→ **GOAL OF THE EXERCISE**
Exclude the pictures, then repeat the remaining data exactly.

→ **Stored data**
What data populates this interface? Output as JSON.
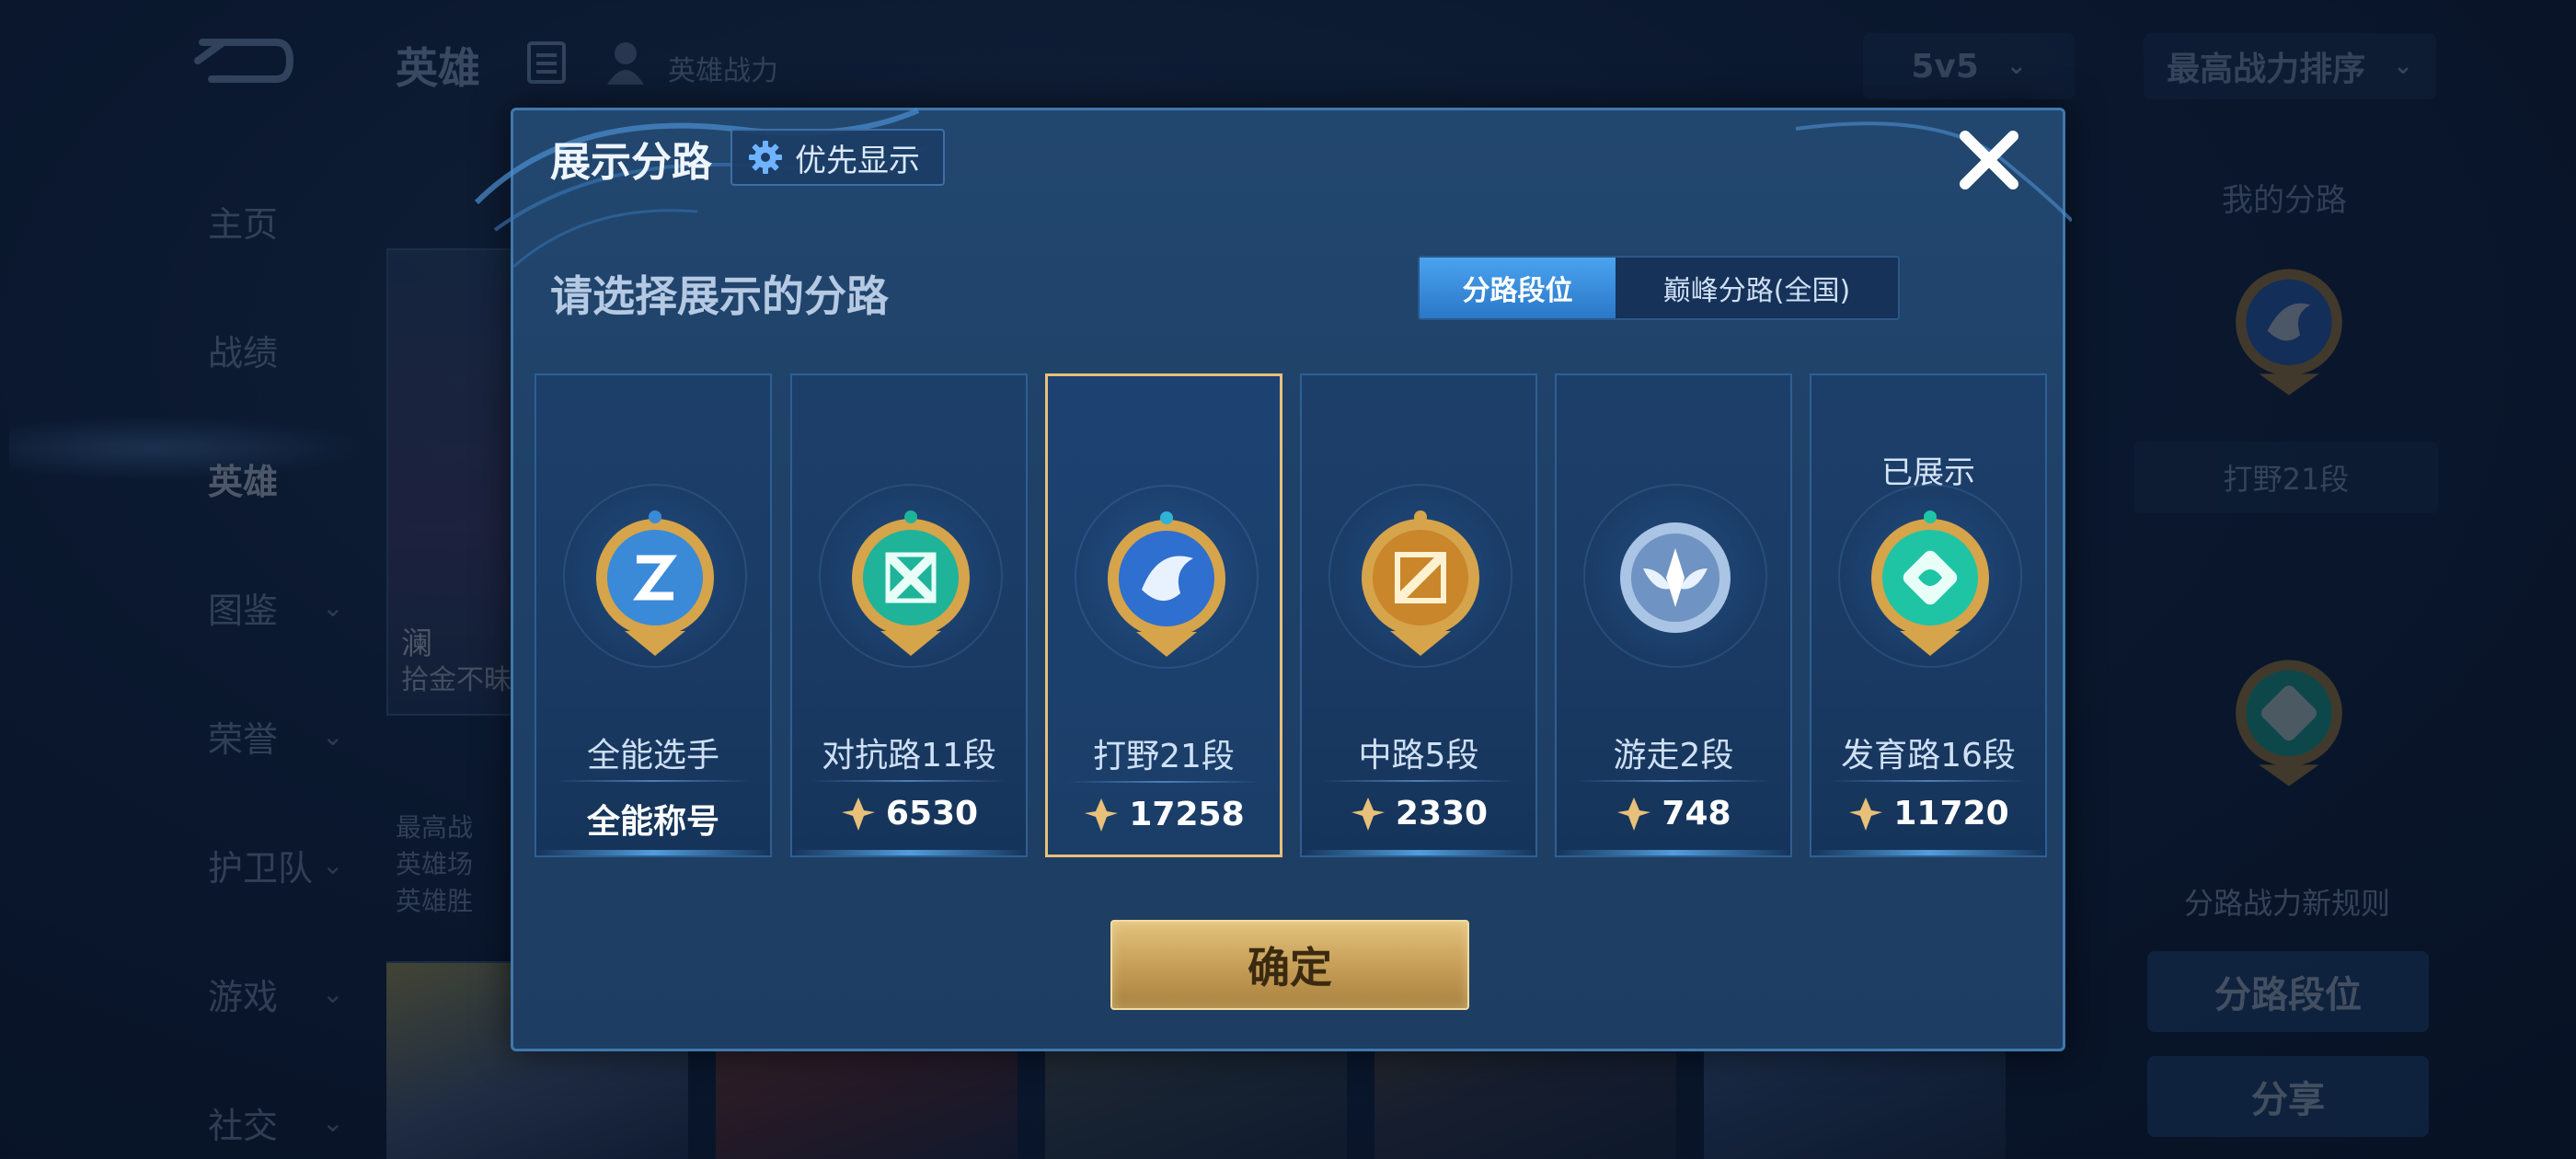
{
  "background": {
    "page_title": "英雄",
    "sub_title": "英雄战力",
    "mode_select": "5v5",
    "sort_select": "最高战力排序",
    "sidebar": [
      {
        "label": "主页"
      },
      {
        "label": "战绩"
      },
      {
        "label": "英雄",
        "active": true
      },
      {
        "label": "图鉴"
      },
      {
        "label": "荣誉"
      },
      {
        "label": "护卫队"
      },
      {
        "label": "游戏"
      },
      {
        "label": "社交"
      }
    ],
    "hero_card": {
      "name": "澜",
      "title": "拾金不昧"
    },
    "hero_stats": [
      "最高战",
      "英雄场",
      "英雄胜"
    ],
    "right_panel": {
      "title": "我的分路",
      "label": "打野21段",
      "rule_text": "分路战力新规则",
      "btn_lane_rank": "分路段位",
      "btn_share": "分享"
    }
  },
  "modal": {
    "title": "展示分路",
    "priority_button": "优先显示",
    "subtitle": "请选择展示的分路",
    "toggle": {
      "active": "分路段位",
      "inactive": "巅峰分路(全国)"
    },
    "cards": [
      {
        "lane": "全能选手",
        "value": "全能称号",
        "shown_label": "",
        "badge_color": "#3a8ad8",
        "selected": false
      },
      {
        "lane": "对抗路11段",
        "value": "6530",
        "shown_label": "",
        "badge_color": "#1fb39a",
        "selected": false
      },
      {
        "lane": "打野21段",
        "value": "17258",
        "shown_label": "",
        "badge_color": "#2f6fcf",
        "selected": true
      },
      {
        "lane": "中路5段",
        "value": "2330",
        "shown_label": "",
        "badge_color": "#d59a2e",
        "selected": false
      },
      {
        "lane": "游走2段",
        "value": "748",
        "shown_label": "",
        "badge_color": "#7ea8d8",
        "selected": false
      },
      {
        "lane": "发育路16段",
        "value": "11720",
        "shown_label": "已展示",
        "badge_color": "#1fc4a4",
        "selected": false
      }
    ],
    "confirm_button": "确定"
  },
  "colors": {
    "accent_gold": "#e8c07a",
    "modal_bg": "#22476f",
    "toggle_active": "#2a78c8"
  }
}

→ **EXERCISE RESPONSE**
What data populates this interface? Output as JSON.
{
  "background": {
    "page_title": "英雄",
    "sub_title": "英雄战力",
    "mode_select": "5v5",
    "sort_select": "最高战力排序",
    "sidebar": [
      {
        "label": "主页"
      },
      {
        "label": "战绩"
      },
      {
        "label": "英雄",
        "active": true
      },
      {
        "label": "图鉴"
      },
      {
        "label": "荣誉"
      },
      {
        "label": "护卫队"
      },
      {
        "label": "游戏"
      },
      {
        "label": "社交"
      }
    ],
    "hero_card": {
      "name": "澜",
      "title": "拾金不昧"
    },
    "hero_stats": [
      "最高战",
      "英雄场",
      "英雄胜"
    ],
    "right_panel": {
      "title": "我的分路",
      "label": "打野21段",
      "rule_text": "分路战力新规则",
      "btn_lane_rank": "分路段位",
      "btn_share": "分享"
    }
  },
  "modal": {
    "title": "展示分路",
    "priority_button": "优先显示",
    "subtitle": "请选择展示的分路",
    "toggle": {
      "active": "分路段位",
      "inactive": "巅峰分路(全国)"
    },
    "cards": [
      {
        "lane": "全能选手",
        "value": "全能称号",
        "shown_label": "",
        "badge_color": "#3a8ad8",
        "selected": false
      },
      {
        "lane": "对抗路11段",
        "value": "6530",
        "shown_label": "",
        "badge_color": "#1fb39a",
        "selected": false
      },
      {
        "lane": "打野21段",
        "value": "17258",
        "shown_label": "",
        "badge_color": "#2f6fcf",
        "selected": true
      },
      {
        "lane": "中路5段",
        "value": "2330",
        "shown_label": "",
        "badge_color": "#d59a2e",
        "selected": false
      },
      {
        "lane": "游走2段",
        "value": "748",
        "shown_label": "",
        "badge_color": "#7ea8d8",
        "selected": false
      },
      {
        "lane": "发育路16段",
        "value": "11720",
        "shown_label": "已展示",
        "badge_color": "#1fc4a4",
        "selected": false
      }
    ],
    "confirm_button": "确定"
  },
  "colors": {
    "accent_gold": "#e8c07a",
    "modal_bg": "#22476f",
    "toggle_active": "#2a78c8"
  }
}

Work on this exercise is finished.